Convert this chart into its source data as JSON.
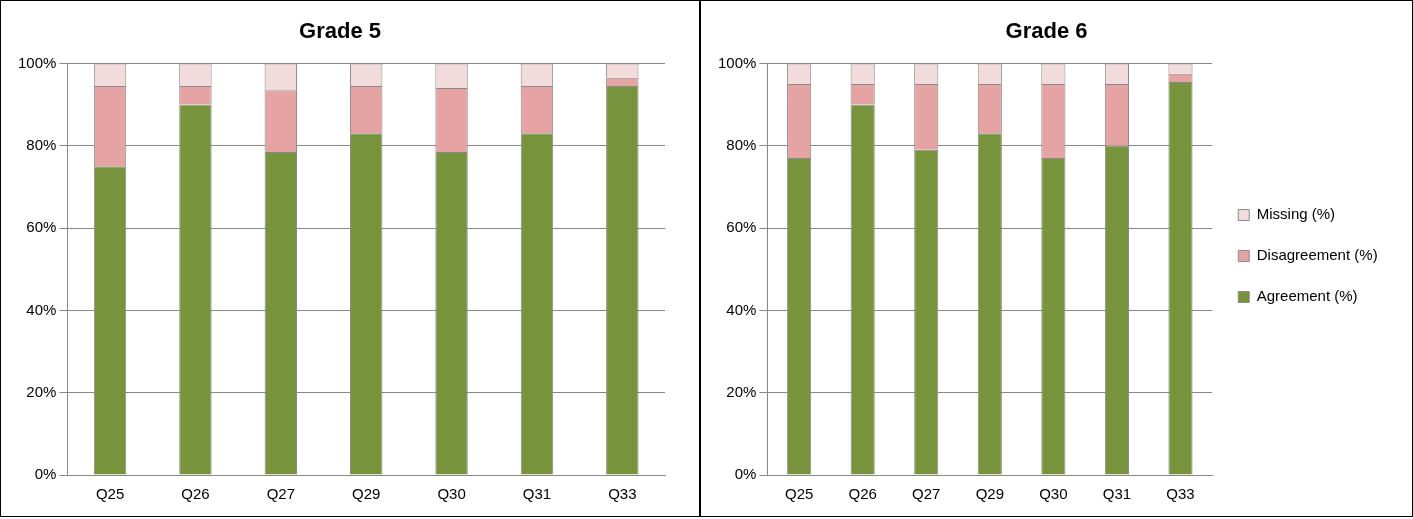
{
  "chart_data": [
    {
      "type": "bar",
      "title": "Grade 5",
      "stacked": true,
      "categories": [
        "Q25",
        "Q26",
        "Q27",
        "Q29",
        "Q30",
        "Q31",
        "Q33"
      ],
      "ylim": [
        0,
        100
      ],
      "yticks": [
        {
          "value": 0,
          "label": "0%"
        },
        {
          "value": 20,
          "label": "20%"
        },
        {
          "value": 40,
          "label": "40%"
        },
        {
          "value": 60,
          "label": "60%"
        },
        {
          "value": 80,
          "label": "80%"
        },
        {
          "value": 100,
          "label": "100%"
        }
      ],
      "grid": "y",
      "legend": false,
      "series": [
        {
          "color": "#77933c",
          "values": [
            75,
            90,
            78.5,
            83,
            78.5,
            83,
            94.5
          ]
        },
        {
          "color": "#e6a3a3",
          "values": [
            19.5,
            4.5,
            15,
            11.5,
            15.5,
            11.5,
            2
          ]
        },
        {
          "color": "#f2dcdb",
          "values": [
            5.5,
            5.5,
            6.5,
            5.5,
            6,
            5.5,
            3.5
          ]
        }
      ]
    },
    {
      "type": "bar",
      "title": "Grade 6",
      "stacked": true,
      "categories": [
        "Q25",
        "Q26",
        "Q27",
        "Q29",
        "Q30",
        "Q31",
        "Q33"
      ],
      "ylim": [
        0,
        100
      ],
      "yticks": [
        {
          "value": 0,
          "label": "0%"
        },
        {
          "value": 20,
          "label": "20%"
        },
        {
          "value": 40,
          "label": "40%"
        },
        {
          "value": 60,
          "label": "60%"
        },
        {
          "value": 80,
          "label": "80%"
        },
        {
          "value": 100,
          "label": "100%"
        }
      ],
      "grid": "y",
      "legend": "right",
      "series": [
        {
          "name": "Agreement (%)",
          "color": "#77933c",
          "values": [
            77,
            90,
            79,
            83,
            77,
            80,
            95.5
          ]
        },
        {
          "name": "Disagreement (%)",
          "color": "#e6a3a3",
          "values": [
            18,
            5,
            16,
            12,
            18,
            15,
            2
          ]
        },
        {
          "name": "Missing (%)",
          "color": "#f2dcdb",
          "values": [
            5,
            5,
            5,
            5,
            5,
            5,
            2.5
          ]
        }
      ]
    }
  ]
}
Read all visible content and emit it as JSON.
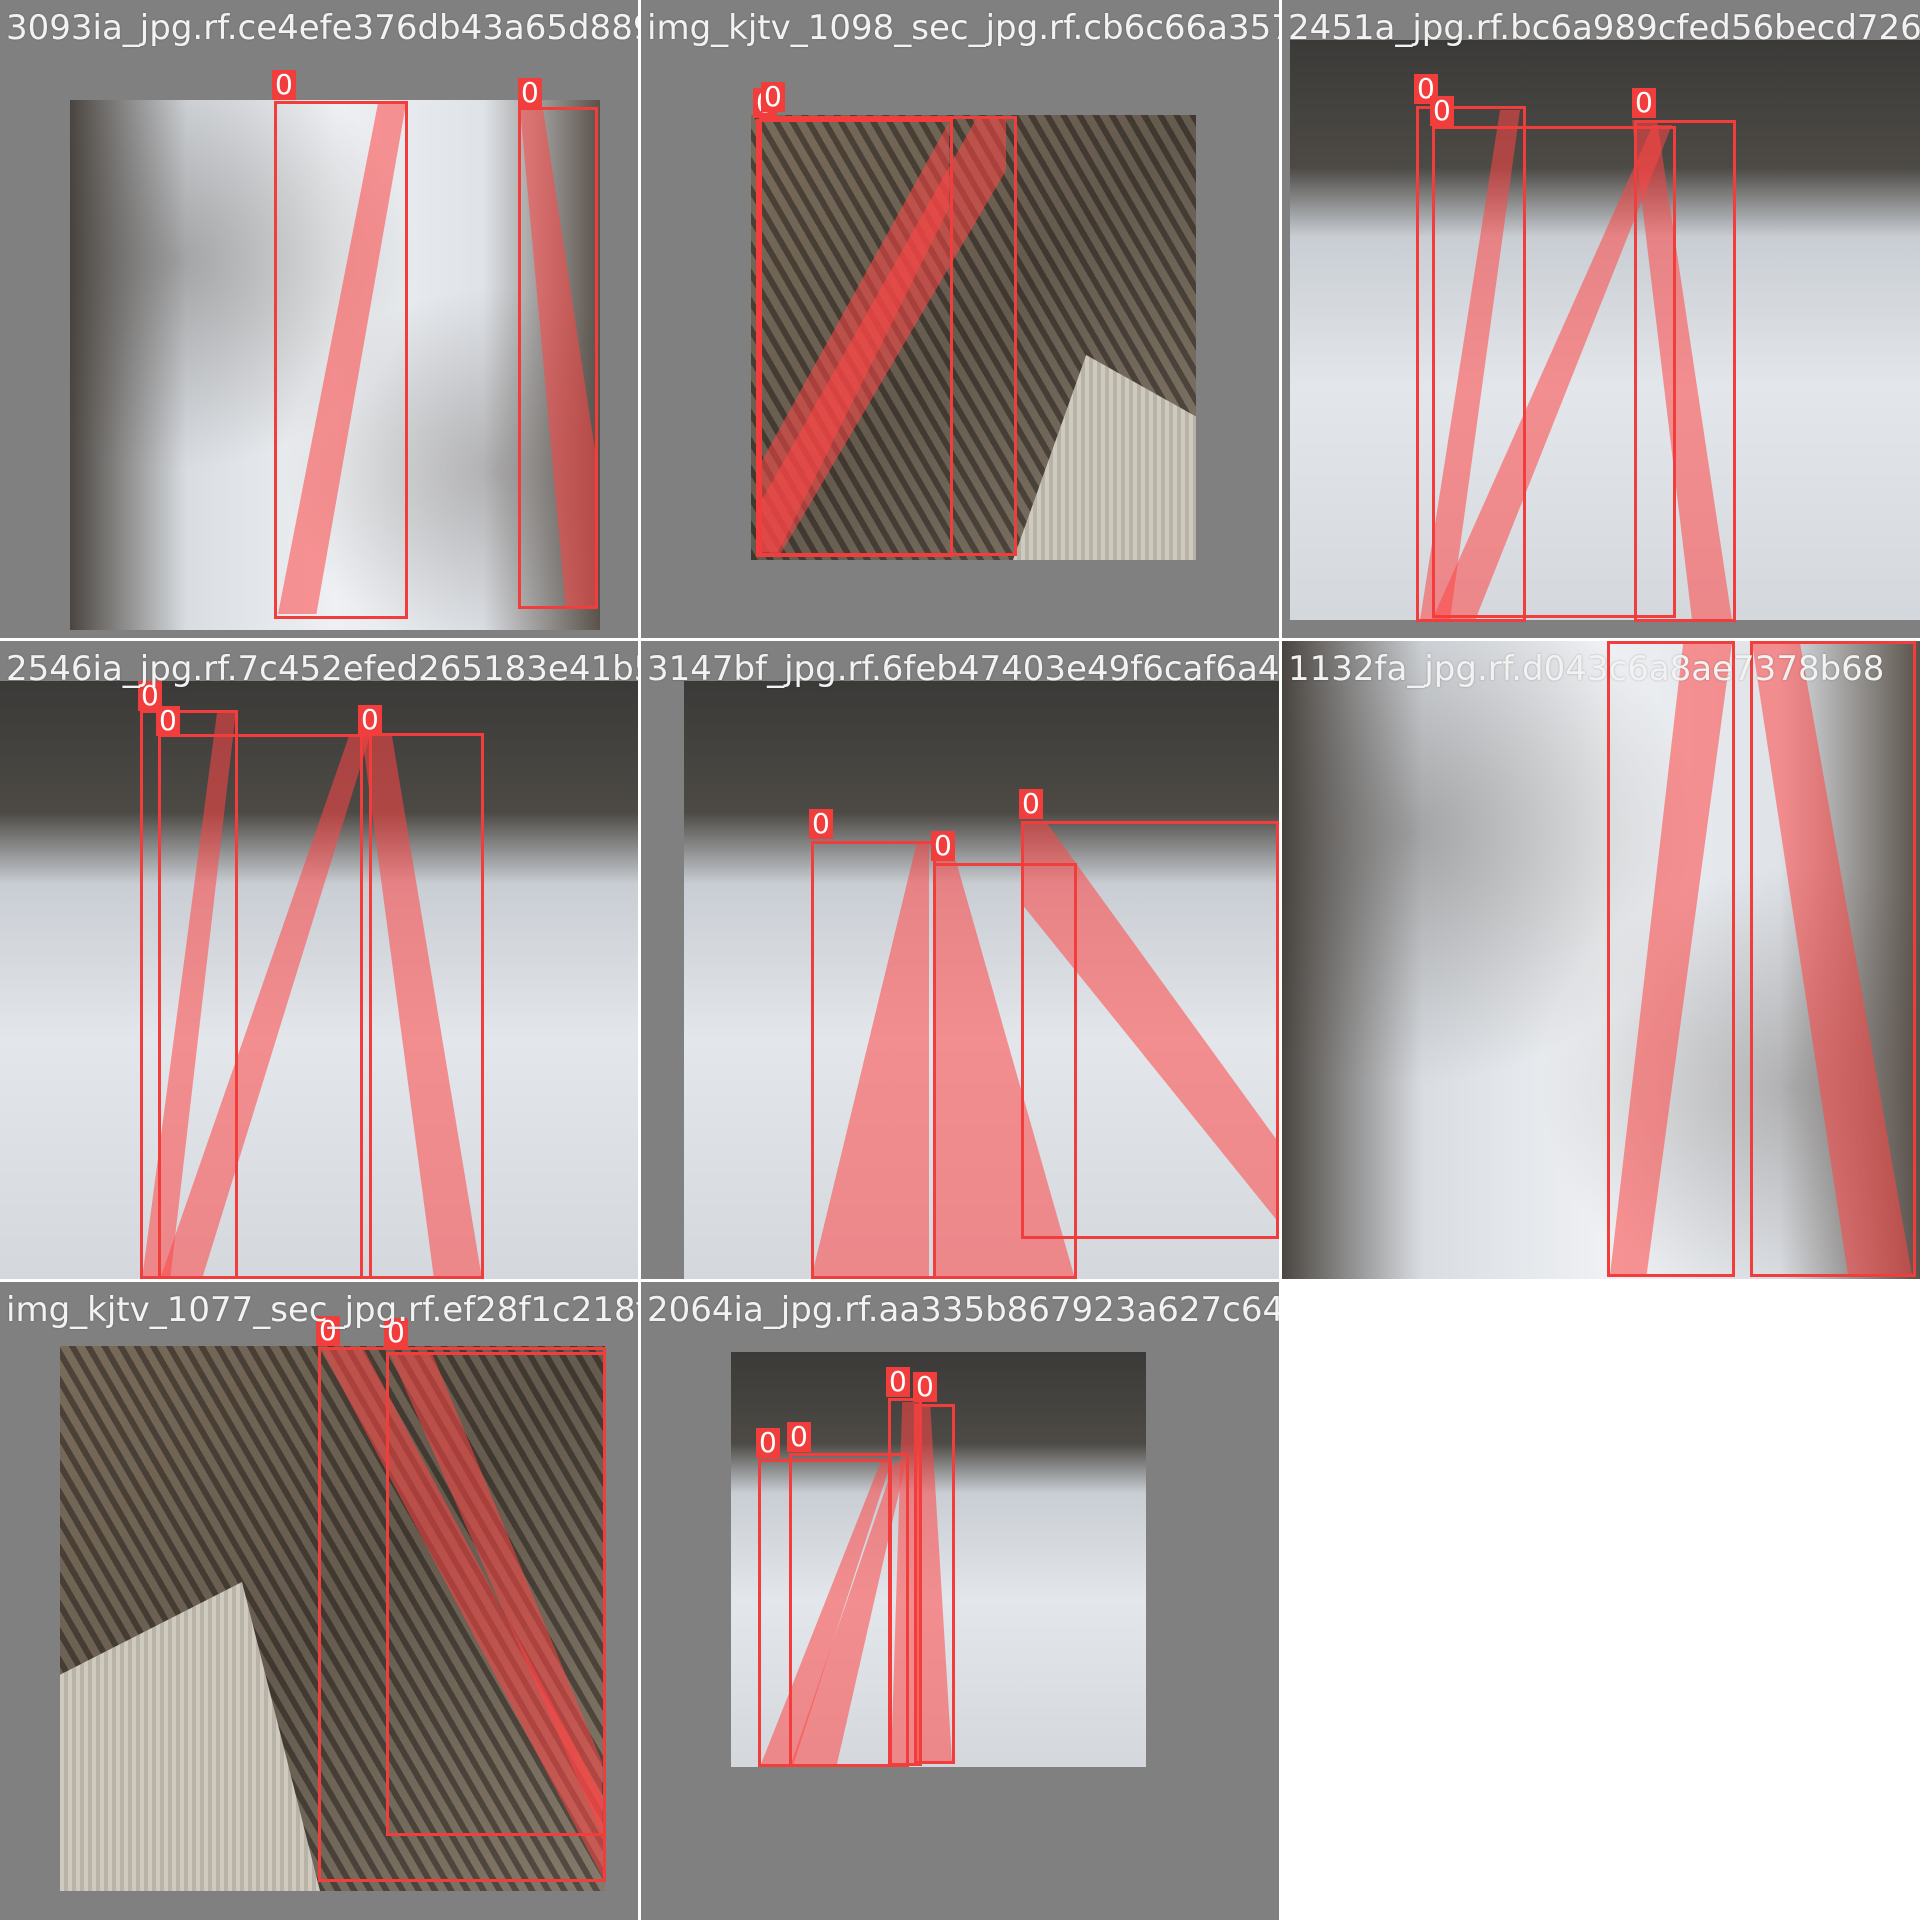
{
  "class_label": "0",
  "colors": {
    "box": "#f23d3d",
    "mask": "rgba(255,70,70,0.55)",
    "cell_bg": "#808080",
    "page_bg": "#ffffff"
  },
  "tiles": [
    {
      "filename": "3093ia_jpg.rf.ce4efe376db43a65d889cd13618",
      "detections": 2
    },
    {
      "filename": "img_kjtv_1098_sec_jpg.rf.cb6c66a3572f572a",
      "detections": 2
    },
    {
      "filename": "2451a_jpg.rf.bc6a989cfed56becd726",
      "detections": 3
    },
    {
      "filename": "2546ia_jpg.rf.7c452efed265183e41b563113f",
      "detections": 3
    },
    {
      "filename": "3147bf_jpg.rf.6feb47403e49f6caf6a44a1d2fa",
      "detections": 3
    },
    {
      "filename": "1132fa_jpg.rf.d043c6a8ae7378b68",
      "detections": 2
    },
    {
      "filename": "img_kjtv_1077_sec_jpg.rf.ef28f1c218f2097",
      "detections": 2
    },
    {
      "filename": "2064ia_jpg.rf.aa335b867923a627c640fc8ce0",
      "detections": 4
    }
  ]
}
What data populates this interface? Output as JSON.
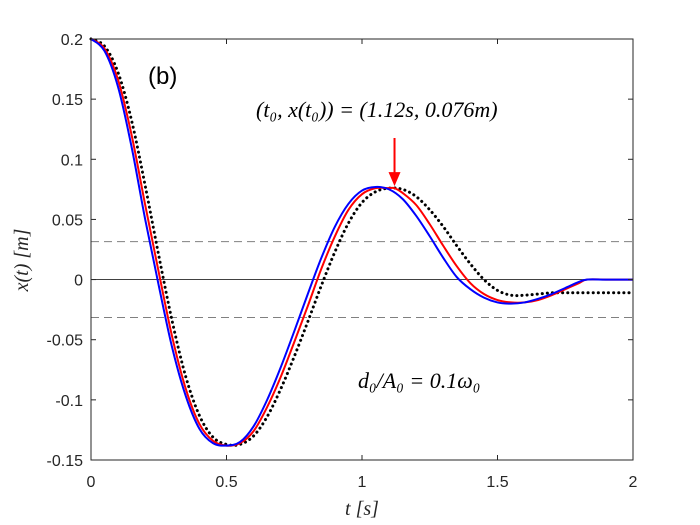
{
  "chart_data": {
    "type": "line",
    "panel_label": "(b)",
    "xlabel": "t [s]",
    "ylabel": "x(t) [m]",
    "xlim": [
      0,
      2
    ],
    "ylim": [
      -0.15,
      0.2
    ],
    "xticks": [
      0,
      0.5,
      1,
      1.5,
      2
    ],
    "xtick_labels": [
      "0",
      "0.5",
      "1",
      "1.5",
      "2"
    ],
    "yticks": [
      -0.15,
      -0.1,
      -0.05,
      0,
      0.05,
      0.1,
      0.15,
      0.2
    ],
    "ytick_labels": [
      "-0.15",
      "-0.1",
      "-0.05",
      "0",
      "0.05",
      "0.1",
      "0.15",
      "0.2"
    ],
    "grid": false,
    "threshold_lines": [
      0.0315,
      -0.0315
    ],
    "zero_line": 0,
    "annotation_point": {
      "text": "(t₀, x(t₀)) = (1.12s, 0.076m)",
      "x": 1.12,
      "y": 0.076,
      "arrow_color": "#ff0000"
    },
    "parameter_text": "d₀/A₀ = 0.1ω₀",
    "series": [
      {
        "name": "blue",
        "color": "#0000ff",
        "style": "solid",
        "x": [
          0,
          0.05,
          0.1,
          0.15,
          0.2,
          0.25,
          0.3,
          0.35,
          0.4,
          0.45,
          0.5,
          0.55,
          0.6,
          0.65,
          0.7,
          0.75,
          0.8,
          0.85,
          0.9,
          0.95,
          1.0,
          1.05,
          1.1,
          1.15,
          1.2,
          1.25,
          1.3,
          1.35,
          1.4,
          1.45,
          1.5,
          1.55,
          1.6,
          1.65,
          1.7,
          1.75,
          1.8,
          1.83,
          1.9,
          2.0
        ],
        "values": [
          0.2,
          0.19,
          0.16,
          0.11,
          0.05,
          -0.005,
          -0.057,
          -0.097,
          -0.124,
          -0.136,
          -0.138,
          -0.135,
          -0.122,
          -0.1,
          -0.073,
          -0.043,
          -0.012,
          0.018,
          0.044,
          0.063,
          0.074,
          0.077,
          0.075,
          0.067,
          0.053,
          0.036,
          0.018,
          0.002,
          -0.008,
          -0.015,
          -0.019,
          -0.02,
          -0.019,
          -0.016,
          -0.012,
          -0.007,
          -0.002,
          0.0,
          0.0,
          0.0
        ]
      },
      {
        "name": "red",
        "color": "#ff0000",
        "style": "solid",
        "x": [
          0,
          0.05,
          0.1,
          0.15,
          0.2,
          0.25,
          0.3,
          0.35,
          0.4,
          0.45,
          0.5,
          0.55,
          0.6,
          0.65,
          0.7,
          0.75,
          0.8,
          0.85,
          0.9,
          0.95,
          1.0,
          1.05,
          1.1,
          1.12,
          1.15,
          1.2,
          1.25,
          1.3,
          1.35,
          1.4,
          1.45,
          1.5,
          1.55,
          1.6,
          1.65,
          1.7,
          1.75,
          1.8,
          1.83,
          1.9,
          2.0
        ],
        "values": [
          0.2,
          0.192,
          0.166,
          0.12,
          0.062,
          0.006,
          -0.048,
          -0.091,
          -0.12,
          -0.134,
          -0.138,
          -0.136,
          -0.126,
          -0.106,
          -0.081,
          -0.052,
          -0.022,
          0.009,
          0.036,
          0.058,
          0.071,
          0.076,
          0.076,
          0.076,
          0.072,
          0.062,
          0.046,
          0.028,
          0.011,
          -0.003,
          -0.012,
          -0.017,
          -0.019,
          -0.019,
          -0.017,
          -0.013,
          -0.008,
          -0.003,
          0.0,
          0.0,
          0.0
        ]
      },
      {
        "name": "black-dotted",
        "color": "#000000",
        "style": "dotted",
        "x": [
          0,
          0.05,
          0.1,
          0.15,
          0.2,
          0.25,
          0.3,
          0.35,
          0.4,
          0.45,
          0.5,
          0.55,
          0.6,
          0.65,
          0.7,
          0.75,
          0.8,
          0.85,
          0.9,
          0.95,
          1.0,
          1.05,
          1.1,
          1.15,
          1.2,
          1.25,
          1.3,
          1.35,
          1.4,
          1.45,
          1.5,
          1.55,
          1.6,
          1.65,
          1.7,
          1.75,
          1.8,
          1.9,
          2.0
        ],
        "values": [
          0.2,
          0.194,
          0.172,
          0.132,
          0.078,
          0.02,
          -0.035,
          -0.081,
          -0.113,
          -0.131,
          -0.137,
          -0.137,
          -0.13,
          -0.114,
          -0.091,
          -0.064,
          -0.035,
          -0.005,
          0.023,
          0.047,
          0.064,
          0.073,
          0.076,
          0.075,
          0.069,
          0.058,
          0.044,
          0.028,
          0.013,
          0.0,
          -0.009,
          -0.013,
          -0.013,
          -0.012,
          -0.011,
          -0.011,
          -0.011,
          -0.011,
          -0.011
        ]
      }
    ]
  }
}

#####

▸ **STATED EXERCISE**:
Your task is to pick out every line with the string "this" and copy it.

▸ **REPLY TO THE TASK**:
Convert this chart into its source data as JSON.
What data populates this interface? Output as JSON.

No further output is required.